→ What is being asked
Identify each line below containing the string "this" and copy it.

* * *

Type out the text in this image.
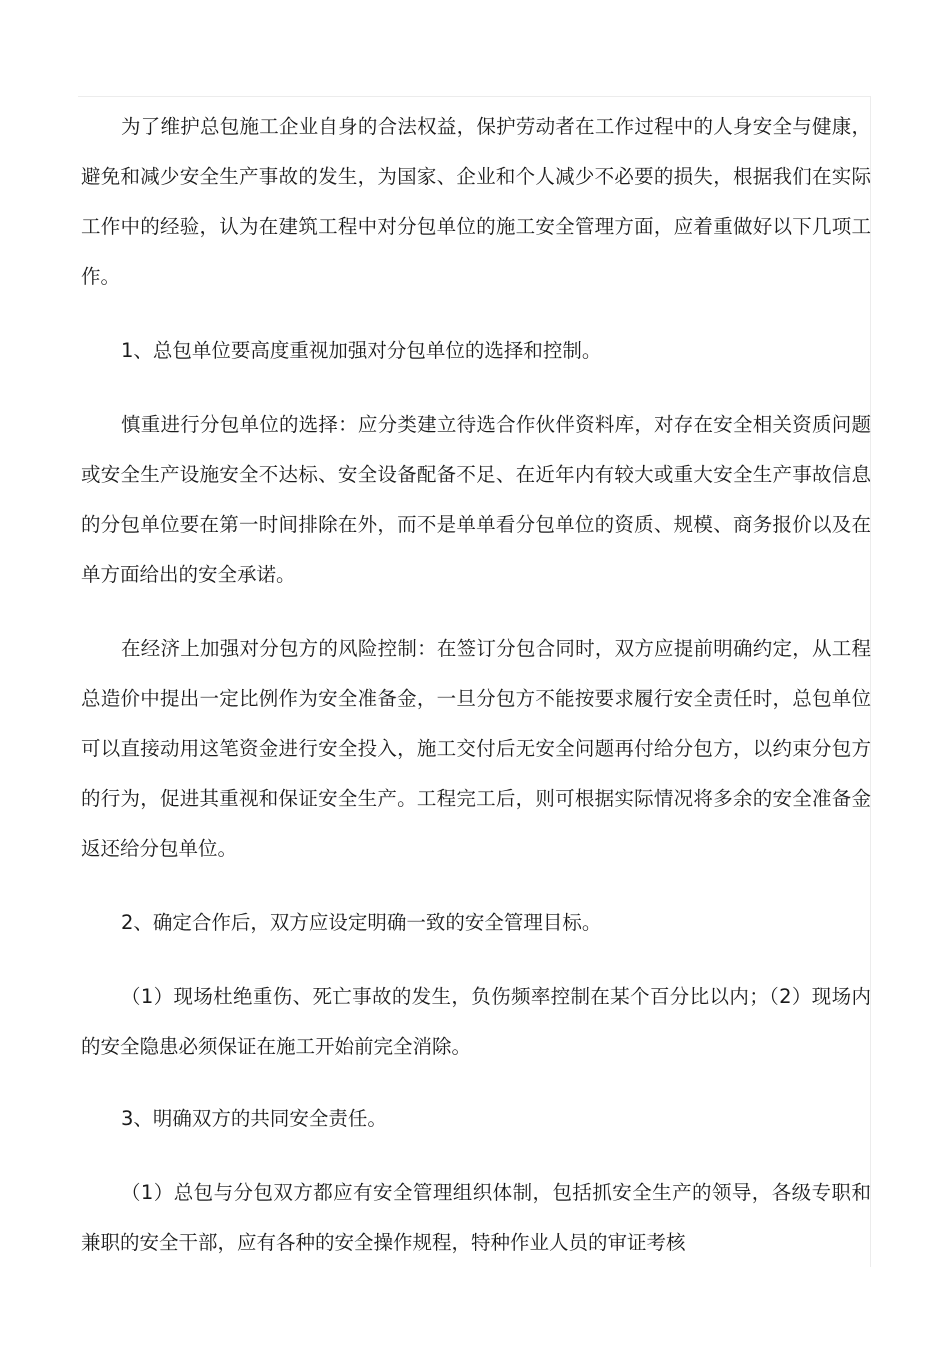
为了维护总包施工企业自身的合法权益，保护劳动者在工作过程中的人身安全与健康，避免和减少安全生产事故的发生，为国家、企业和个人减少不必要的损失，根据我们在实际工作中的经验，认为在建筑工程中对分包单位的施工安全管理方面，应着重做好以下几项工作。

1、总包单位要高度重视加强对分包单位的选择和控制。

慎重进行分包单位的选择：应分类建立待选合作伙伴资料库，对存在安全相关资质问题或安全生产设施安全不达标、安全设备配备不足、在近年内有较大或重大安全生产事故信息的分包单位要在第一时间排除在外，而不是单单看分包单位的资质、规模、商务报价以及在单方面给出的安全承诺。

在经济上加强对分包方的风险控制：在签订分包合同时，双方应提前明确约定，从工程总造价中提出一定比例作为安全准备金，一旦分包方不能按要求履行安全责任时，总包单位可以直接动用这笔资金进行安全投入，施工交付后无安全问题再付给分包方，以约束分包方的行为，促进其重视和保证安全生产。工程完工后，则可根据实际情况将多余的安全准备金返还给分包单位。

2、确定合作后，双方应设定明确一致的安全管理目标。

（1）现场杜绝重伤、死亡事故的发生，负伤频率控制在某个百分比以内；（2）现场内的安全隐患必须保证在施工开始前完全消除。

3、明确双方的共同安全责任。

（1）总包与分包双方都应有安全管理组织体制，包括抓安全生产的领导，各级专职和兼职的安全干部，应有各种的安全操作规程，特种作业人员的审证考核
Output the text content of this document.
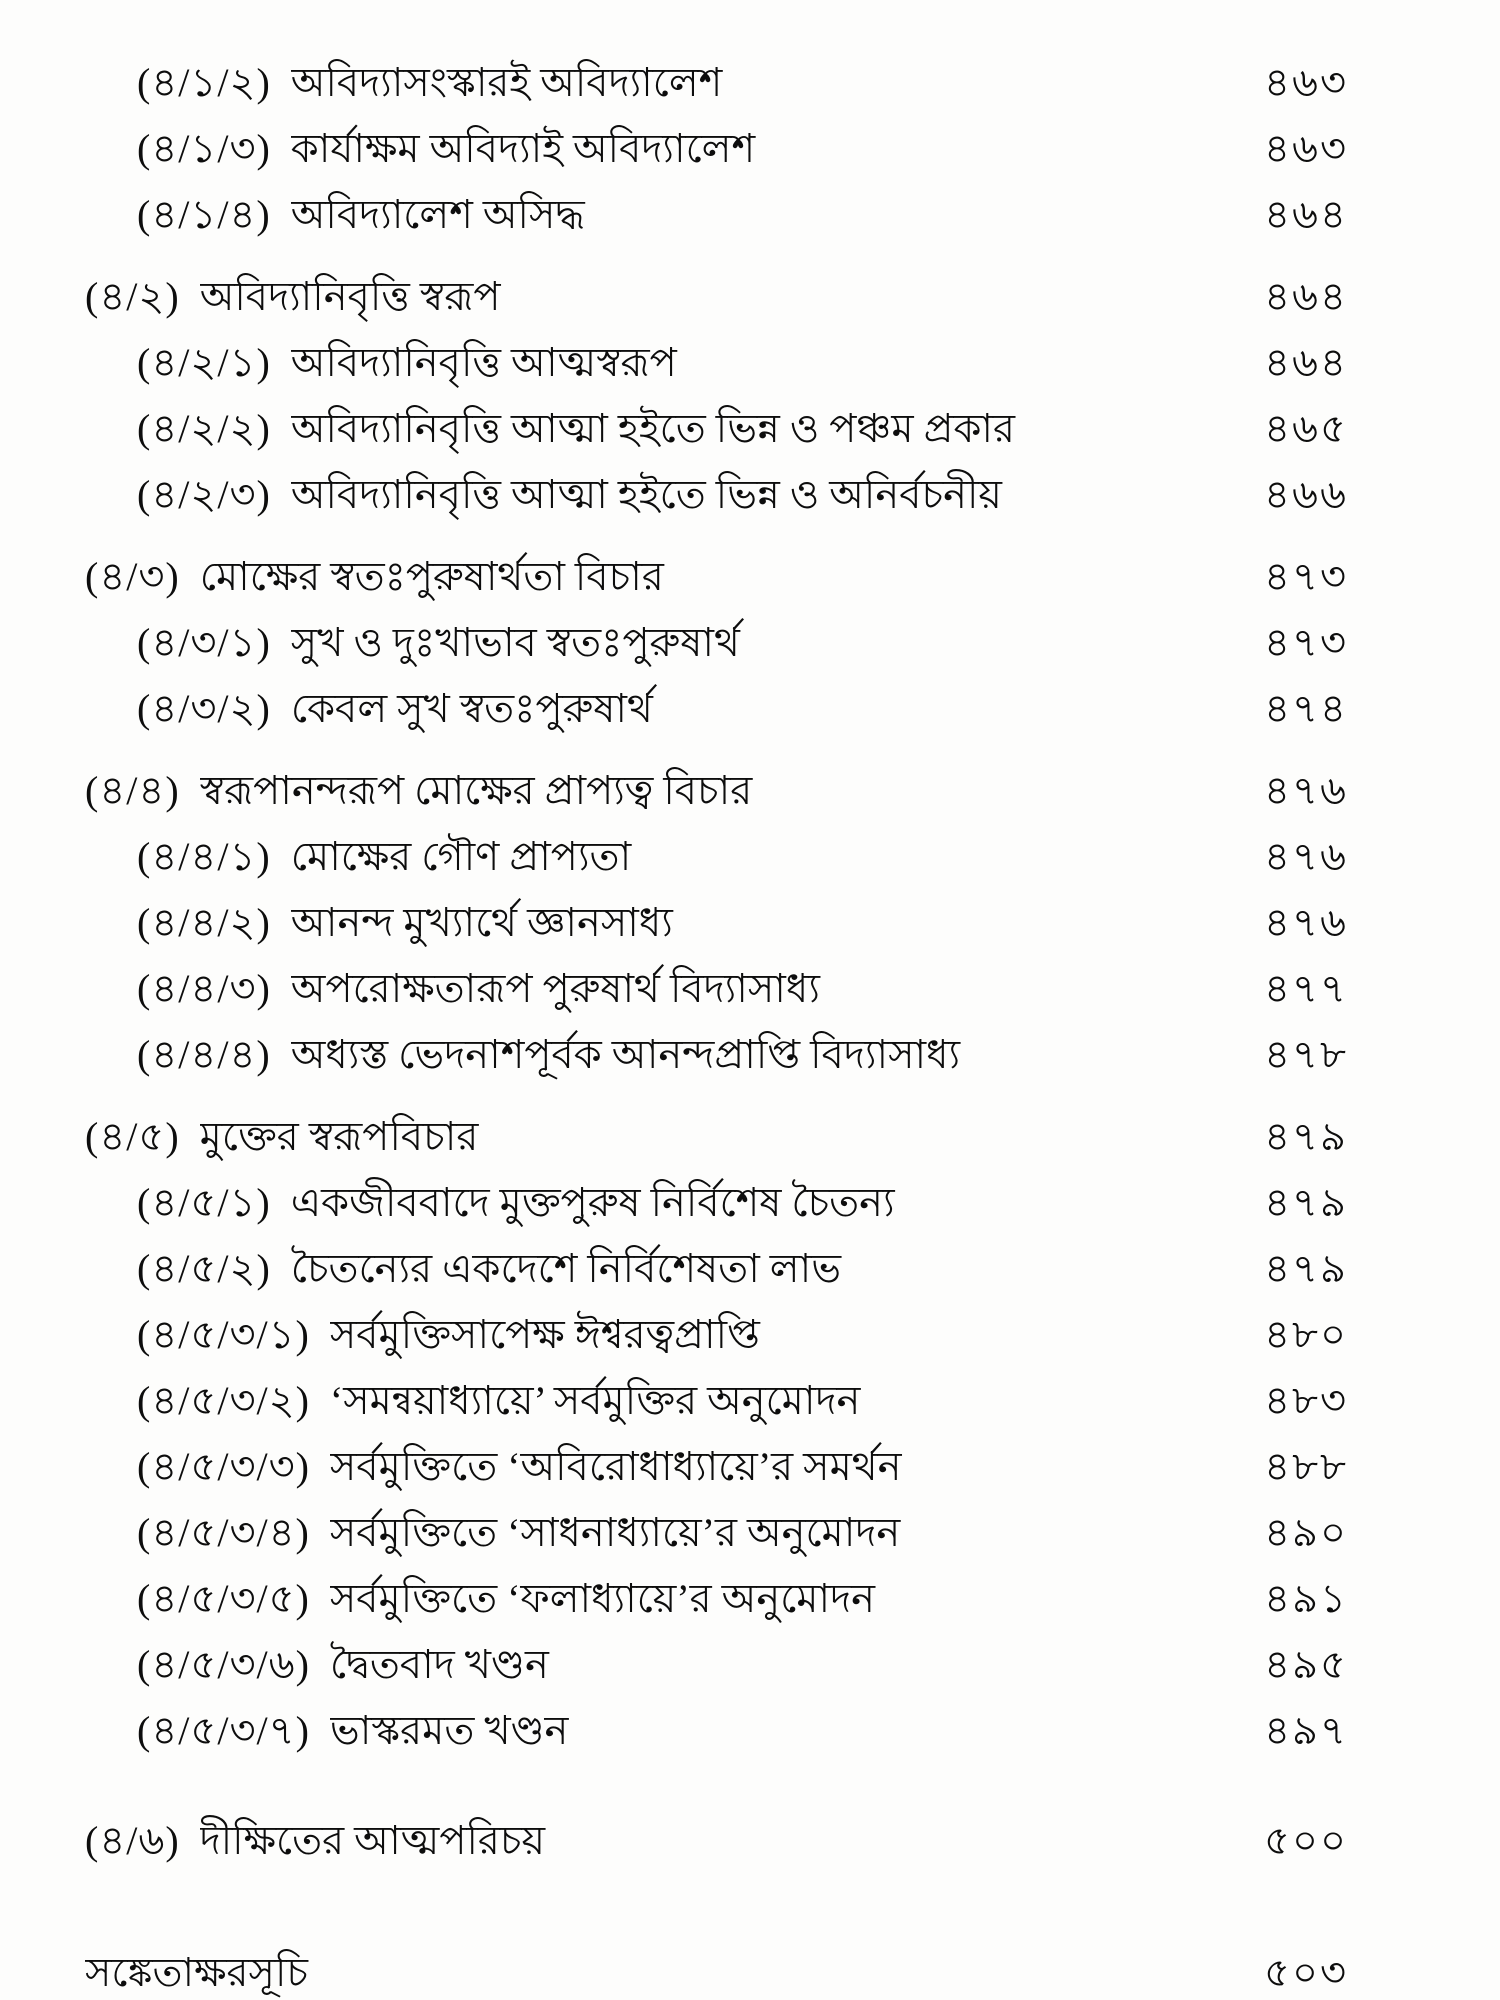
(৪/১/২) অবিদ্যাসংস্কারই অবিদ্যালেশ	৪৬৩
(৪/১/৩) কার্যাক্ষম অবিদ্যাই অবিদ্যালেশ	৪৬৩
(৪/১/৪) অবিদ্যালেশ অসিদ্ধ	৪৬৪
(৪/২) অবিদ্যানিবৃত্তি স্বরূপ	৪৬৪
(৪/২/১) অবিদ্যানিবৃত্তি আত্মস্বরূপ	৪৬৪
(৪/২/২) অবিদ্যানিবৃত্তি আত্মা হইতে ভিন্ন ও পঞ্চম প্রকার	৪৬৫
(৪/২/৩) অবিদ্যানিবৃত্তি আত্মা হইতে ভিন্ন ও অনির্বচনীয়	৪৬৬
(৪/৩) মোক্ষের স্বতঃপুরুষার্থতা বিচার	৪৭৩
(৪/৩/১) সুখ ও দুঃখাভাব স্বতঃপুরুষার্থ	৪৭৩
(৪/৩/২) কেবল সুখ স্বতঃপুরুষার্থ	৪৭৪
(৪/৪) স্বরূপানন্দরূপ মোক্ষের প্রাপ্যত্ব বিচার	৪৭৬
(৪/৪/১) মোক্ষের গৌণ প্রাপ্যতা	৪৭৬
(৪/৪/২) আনন্দ মুখ্যার্থে জ্ঞানসাধ্য	৪৭৬
(৪/৪/৩) অপরোক্ষতারূপ পুরুষার্থ বিদ্যাসাধ্য	৪৭৭
(৪/৪/৪) অধ্যস্ত ভেদনাশপূর্বক আনন্দপ্রাপ্তি বিদ্যাসাধ্য	৪৭৮
(৪/৫) মুক্তের স্বরূপবিচার	৪৭৯
(৪/৫/১) একজীববাদে মুক্তপুরুষ নির্বিশেষ চৈতন্য	৪৭৯
(৪/৫/২) চৈতন্যের একদেশে নির্বিশেষতা লাভ	৪৭৯
(৪/৫/৩/১) সর্বমুক্তিসাপেক্ষ ঈশ্বরত্বপ্রাপ্তি	৪৮০
(৪/৫/৩/২) ‘সমন্বয়াধ্যায়ে’ সর্বমুক্তির অনুমোদন	৪৮৩
(৪/৫/৩/৩) সর্বমুক্তিতে ‘অবিরোধাধ্যায়ে’র সমর্থন	৪৮৮
(৪/৫/৩/৪) সর্বমুক্তিতে ‘সাধনাধ্যায়ে’র অনুমোদন	৪৯০
(৪/৫/৩/৫) সর্বমুক্তিতে ‘ফলাধ্যায়ে’র অনুমোদন	৪৯১
(৪/৫/৩/৬) দ্বৈতবাদ খণ্ডন	৪৯৫
(৪/৫/৩/৭) ভাস্করমত খণ্ডন	৪৯৭
(৪/৬) দীক্ষিতের আত্মপরিচয়	৫০০
সঙ্কেতাক্ষরসূচি	৫০৩
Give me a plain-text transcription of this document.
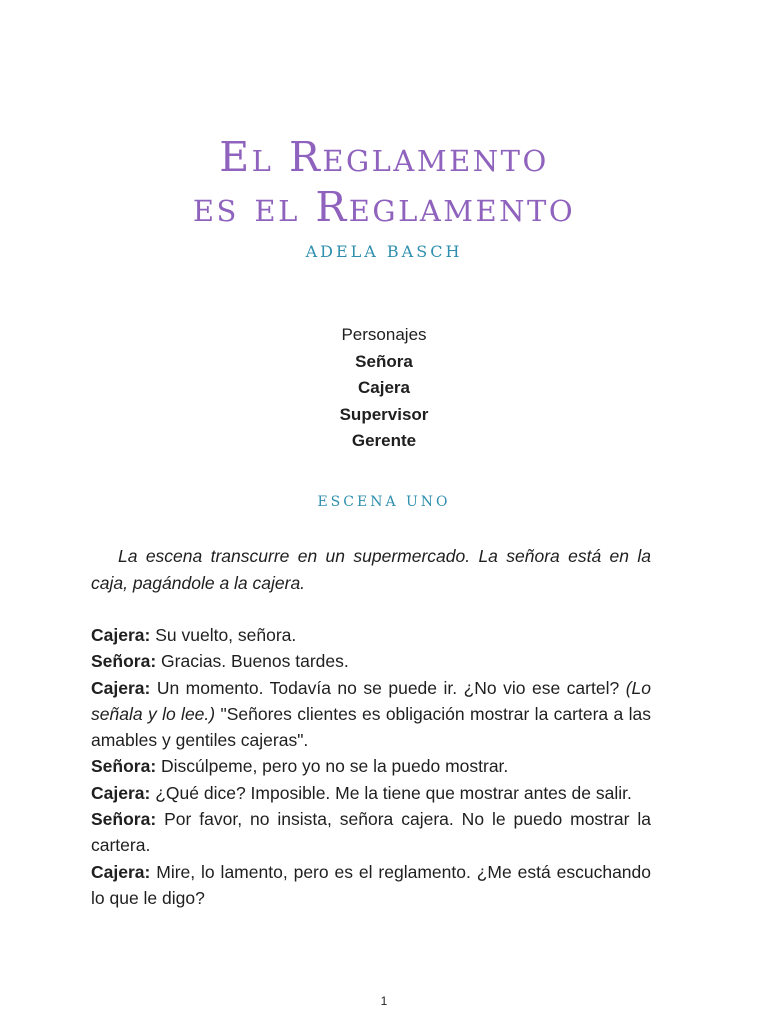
El Reglamento
es el Reglamento
ADELA BASCH
Personajes
Señora
Cajera
Supervisor
Gerente
ESCENA UNO

La escena transcurre en un supermercado. La señora está en la caja, pagándole a la cajera.

Cajera: Su vuelto, señora.

Señora: Gracias. Buenos tardes.

Cajera: Un momento. Todavía no se puede ir. ¿No vio ese cartel? (Lo señala y lo lee.) "Señores clientes es obligación mostrar la cartera a las amables y gentiles cajeras".

Señora: Discúlpeme, pero yo no se la puedo mostrar.

Cajera: ¿Qué dice? Imposible. Me la tiene que mostrar antes de salir.

Señora: Por favor, no insista, señora cajera. No le puedo mostrar la cartera.

Cajera: Mire, lo lamento, pero es el reglamento. ¿Me está escuchando lo que le digo?

1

* * *

→ Final answer
Type out the text in this image.
Output the text content of this document.
Give me a plain-text transcription of this document.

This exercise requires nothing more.